Extracted data entries
++++++++++++++++++++
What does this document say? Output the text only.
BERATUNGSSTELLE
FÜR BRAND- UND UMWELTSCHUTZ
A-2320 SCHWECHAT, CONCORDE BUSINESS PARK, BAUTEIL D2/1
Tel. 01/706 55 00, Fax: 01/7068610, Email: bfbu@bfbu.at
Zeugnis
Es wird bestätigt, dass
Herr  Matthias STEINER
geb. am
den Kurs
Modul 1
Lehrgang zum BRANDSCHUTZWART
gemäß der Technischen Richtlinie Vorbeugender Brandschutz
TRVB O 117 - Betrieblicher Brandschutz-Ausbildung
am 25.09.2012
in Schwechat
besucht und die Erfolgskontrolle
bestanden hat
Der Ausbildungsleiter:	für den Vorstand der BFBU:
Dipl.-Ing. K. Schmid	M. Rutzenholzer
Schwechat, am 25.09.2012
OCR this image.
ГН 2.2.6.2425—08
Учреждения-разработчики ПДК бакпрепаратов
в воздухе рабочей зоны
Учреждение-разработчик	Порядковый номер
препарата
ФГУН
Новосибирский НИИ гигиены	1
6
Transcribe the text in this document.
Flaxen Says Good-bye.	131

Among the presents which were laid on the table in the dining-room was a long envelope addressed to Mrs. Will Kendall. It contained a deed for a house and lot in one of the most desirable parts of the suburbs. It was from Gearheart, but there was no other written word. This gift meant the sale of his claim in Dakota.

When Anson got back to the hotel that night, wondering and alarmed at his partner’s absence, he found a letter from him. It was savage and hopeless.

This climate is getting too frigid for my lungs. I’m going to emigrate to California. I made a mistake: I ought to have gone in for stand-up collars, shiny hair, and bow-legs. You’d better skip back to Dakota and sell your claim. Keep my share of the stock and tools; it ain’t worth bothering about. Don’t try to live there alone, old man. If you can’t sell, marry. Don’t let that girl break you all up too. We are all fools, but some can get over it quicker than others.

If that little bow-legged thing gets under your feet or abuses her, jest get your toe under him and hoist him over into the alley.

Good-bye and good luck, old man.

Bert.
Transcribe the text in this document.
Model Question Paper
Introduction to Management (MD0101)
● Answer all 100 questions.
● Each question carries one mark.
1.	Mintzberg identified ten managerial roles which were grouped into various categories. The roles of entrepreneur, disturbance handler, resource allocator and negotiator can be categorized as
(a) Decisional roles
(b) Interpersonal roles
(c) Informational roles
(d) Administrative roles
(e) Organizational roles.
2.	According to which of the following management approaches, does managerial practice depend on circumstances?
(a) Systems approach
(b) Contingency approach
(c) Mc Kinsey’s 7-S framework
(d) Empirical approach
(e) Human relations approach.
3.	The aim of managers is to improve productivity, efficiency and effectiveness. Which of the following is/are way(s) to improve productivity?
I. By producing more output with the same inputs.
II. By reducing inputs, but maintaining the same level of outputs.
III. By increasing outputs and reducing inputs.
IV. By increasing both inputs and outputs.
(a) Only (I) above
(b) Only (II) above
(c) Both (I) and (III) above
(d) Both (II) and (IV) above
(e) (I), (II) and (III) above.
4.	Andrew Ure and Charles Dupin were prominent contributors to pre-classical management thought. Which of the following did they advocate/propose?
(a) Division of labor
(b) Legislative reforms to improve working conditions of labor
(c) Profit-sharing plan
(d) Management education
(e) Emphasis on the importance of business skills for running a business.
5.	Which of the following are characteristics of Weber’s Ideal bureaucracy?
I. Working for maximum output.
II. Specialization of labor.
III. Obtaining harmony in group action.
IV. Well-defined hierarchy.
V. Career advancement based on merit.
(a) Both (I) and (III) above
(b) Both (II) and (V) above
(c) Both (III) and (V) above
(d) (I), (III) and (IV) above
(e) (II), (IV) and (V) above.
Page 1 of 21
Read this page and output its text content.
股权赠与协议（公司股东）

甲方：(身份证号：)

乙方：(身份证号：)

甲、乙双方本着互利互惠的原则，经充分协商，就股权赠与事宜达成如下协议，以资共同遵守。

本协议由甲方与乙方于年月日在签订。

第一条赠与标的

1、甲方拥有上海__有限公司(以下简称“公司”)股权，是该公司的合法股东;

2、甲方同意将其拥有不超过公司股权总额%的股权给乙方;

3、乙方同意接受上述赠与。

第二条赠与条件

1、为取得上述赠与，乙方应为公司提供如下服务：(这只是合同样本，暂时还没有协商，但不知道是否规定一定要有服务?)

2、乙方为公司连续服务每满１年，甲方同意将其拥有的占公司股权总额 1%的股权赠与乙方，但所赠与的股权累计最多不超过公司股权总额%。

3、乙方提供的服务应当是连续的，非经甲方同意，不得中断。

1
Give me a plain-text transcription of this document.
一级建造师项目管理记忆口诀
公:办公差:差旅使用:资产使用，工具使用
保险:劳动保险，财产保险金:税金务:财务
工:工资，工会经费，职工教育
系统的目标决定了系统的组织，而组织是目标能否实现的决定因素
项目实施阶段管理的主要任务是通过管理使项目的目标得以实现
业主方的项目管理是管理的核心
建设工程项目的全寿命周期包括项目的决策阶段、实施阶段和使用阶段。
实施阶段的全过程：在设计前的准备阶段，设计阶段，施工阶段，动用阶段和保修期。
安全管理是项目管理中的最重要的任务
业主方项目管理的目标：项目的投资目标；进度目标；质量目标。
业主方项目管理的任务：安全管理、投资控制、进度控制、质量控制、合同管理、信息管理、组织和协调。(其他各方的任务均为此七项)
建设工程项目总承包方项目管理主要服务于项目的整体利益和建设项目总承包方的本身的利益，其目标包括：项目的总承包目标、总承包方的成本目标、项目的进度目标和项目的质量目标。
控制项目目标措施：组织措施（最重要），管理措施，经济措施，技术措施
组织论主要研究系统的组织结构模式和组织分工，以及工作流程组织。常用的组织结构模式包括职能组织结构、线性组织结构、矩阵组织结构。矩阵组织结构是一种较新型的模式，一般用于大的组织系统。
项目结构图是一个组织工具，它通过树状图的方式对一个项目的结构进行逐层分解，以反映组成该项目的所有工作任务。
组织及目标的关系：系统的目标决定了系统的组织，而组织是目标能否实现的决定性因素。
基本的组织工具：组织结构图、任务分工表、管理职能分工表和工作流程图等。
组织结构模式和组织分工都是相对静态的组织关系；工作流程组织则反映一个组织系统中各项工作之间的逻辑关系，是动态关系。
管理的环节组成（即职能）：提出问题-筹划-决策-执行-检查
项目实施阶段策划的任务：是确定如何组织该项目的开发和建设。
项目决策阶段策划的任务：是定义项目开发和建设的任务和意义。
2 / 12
++++++++++++++++++++
GIVEN REQUEST: Please set down all the data word for word.

TASK OUTPUT:
What does this document say? Output the text only.
BERATUNGSSTELLE
FÜR BRAND- UND UMWELTSCHUTZ
A-2320 SCHWECHAT, CONCORDE BUSINESS PARK, BAUTEIL D2/1
Tel. 01/706 55 00, Fax: 01/7068610, Email: bfbu@bfbu.at
Zeugnis
Es wird bestätigt, dass
Herr  Matthias STEINER
geb. am
den Kurs
Modul 1
Lehrgang zum BRANDSCHUTZWART
gemäß der Technischen Richtlinie Vorbeugender Brandschutz
TRVB O 117 - Betrieblicher Brandschutz-Ausbildung
am 25.09.2012
in Schwechat
besucht und die Erfolgskontrolle
bestanden hat
Der Ausbildungsleiter:	für den Vorstand der BFBU:
Dipl.-Ing. K. Schmid	M. Rutzenholzer
Schwechat, am 25.09.2012
OCR this image.
ГН 2.2.6.2425—08
Учреждения-разработчики ПДК бакпрепаратов
в воздухе рабочей зоны
Учреждение-разработчик	Порядковый номер
препарата
ФГУН
Новосибирский НИИ гигиены	1
6
Transcribe the text in this document.
Flaxen Says Good-bye.	131

Among the presents which were laid on the table in the dining-room was a long envelope addressed to Mrs. Will Kendall. It contained a deed for a house and lot in one of the most desirable parts of the suburbs. It was from Gearheart, but there was no other written word. This gift meant the sale of his claim in Dakota.

When Anson got back to the hotel that night, wondering and alarmed at his partner’s absence, he found a letter from him. It was savage and hopeless.

This climate is getting too frigid for my lungs. I’m going to emigrate to California. I made a mistake: I ought to have gone in for stand-up collars, shiny hair, and bow-legs. You’d better skip back to Dakota and sell your claim. Keep my share of the stock and tools; it ain’t worth bothering about. Don’t try to live there alone, old man. If you can’t sell, marry. Don’t let that girl break you all up too. We are all fools, but some can get over it quicker than others.

If that little bow-legged thing gets under your feet or abuses her, jest get your toe under him and hoist him over into the alley.

Good-bye and good luck, old man.

Bert.
Transcribe the text in this document.
Model Question Paper
Introduction to Management (MD0101)
● Answer all 100 questions.
● Each question carries one mark.
1.	Mintzberg identified ten managerial roles which were grouped into various categories. The roles of entrepreneur, disturbance handler, resource allocator and negotiator can be categorized as
(a) Decisional roles
(b) Interpersonal roles
(c) Informational roles
(d) Administrative roles
(e) Organizational roles.
2.	According to which of the following management approaches, does managerial practice depend on circumstances?
(a) Systems approach
(b) Contingency approach
(c) Mc Kinsey’s 7-S framework
(d) Empirical approach
(e) Human relations approach.
3.	The aim of managers is to improve productivity, efficiency and effectiveness. Which of the following is/are way(s) to improve productivity?
I. By producing more output with the same inputs.
II. By reducing inputs, but maintaining the same level of outputs.
III. By increasing outputs and reducing inputs.
IV. By increasing both inputs and outputs.
(a) Only (I) above
(b) Only (II) above
(c) Both (I) and (III) above
(d) Both (II) and (IV) above
(e) (I), (II) and (III) above.
4.	Andrew Ure and Charles Dupin were prominent contributors to pre-classical management thought. Which of the following did they advocate/propose?
(a) Division of labor
(b) Legislative reforms to improve working conditions of labor
(c) Profit-sharing plan
(d) Management education
(e) Emphasis on the importance of business skills for running a business.
5.	Which of the following are characteristics of Weber’s Ideal bureaucracy?
I. Working for maximum output.
II. Specialization of labor.
III. Obtaining harmony in group action.
IV. Well-defined hierarchy.
V. Career advancement based on merit.
(a) Both (I) and (III) above
(b) Both (II) and (V) above
(c) Both (III) and (V) above
(d) (I), (III) and (IV) above
(e) (II), (IV) and (V) above.
Page 1 of 21
Read this page and output its text content.
股权赠与协议（公司股东）

甲方：(身份证号：)

乙方：(身份证号：)

甲、乙双方本着互利互惠的原则，经充分协商，就股权赠与事宜达成如下协议，以资共同遵守。

本协议由甲方与乙方于年月日在签订。

第一条赠与标的

1、甲方拥有上海__有限公司(以下简称“公司”)股权，是该公司的合法股东;

2、甲方同意将其拥有不超过公司股权总额%的股权给乙方;

3、乙方同意接受上述赠与。

第二条赠与条件

1、为取得上述赠与，乙方应为公司提供如下服务：(这只是合同样本，暂时还没有协商，但不知道是否规定一定要有服务?)

2、乙方为公司连续服务每满１年，甲方同意将其拥有的占公司股权总额 1%的股权赠与乙方，但所赠与的股权累计最多不超过公司股权总额%。

3、乙方提供的服务应当是连续的，非经甲方同意，不得中断。

1
Give me a plain-text transcription of this document.
一级建造师项目管理记忆口诀
公:办公差:差旅使用:资产使用，工具使用
保险:劳动保险，财产保险金:税金务:财务
工:工资，工会经费，职工教育
系统的目标决定了系统的组织，而组织是目标能否实现的决定因素
项目实施阶段管理的主要任务是通过管理使项目的目标得以实现
业主方的项目管理是管理的核心
建设工程项目的全寿命周期包括项目的决策阶段、实施阶段和使用阶段。
实施阶段的全过程：在设计前的准备阶段，设计阶段，施工阶段，动用阶段和保修期。
安全管理是项目管理中的最重要的任务
业主方项目管理的目标：项目的投资目标；进度目标；质量目标。
业主方项目管理的任务：安全管理、投资控制、进度控制、质量控制、合同管理、信息管理、组织和协调。(其他各方的任务均为此七项)
建设工程项目总承包方项目管理主要服务于项目的整体利益和建设项目总承包方的本身的利益，其目标包括：项目的总承包目标、总承包方的成本目标、项目的进度目标和项目的质量目标。
控制项目目标措施：组织措施（最重要），管理措施，经济措施，技术措施
组织论主要研究系统的组织结构模式和组织分工，以及工作流程组织。常用的组织结构模式包括职能组织结构、线性组织结构、矩阵组织结构。矩阵组织结构是一种较新型的模式，一般用于大的组织系统。
项目结构图是一个组织工具，它通过树状图的方式对一个项目的结构进行逐层分解，以反映组成该项目的所有工作任务。
组织及目标的关系：系统的目标决定了系统的组织，而组织是目标能否实现的决定性因素。
基本的组织工具：组织结构图、任务分工表、管理职能分工表和工作流程图等。
组织结构模式和组织分工都是相对静态的组织关系；工作流程组织则反映一个组织系统中各项工作之间的逻辑关系，是动态关系。
管理的环节组成（即职能）：提出问题-筹划-决策-执行-检查
项目实施阶段策划的任务：是确定如何组织该项目的开发和建设。
项目决策阶段策划的任务：是定义项目开发和建设的任务和意义。
2 / 12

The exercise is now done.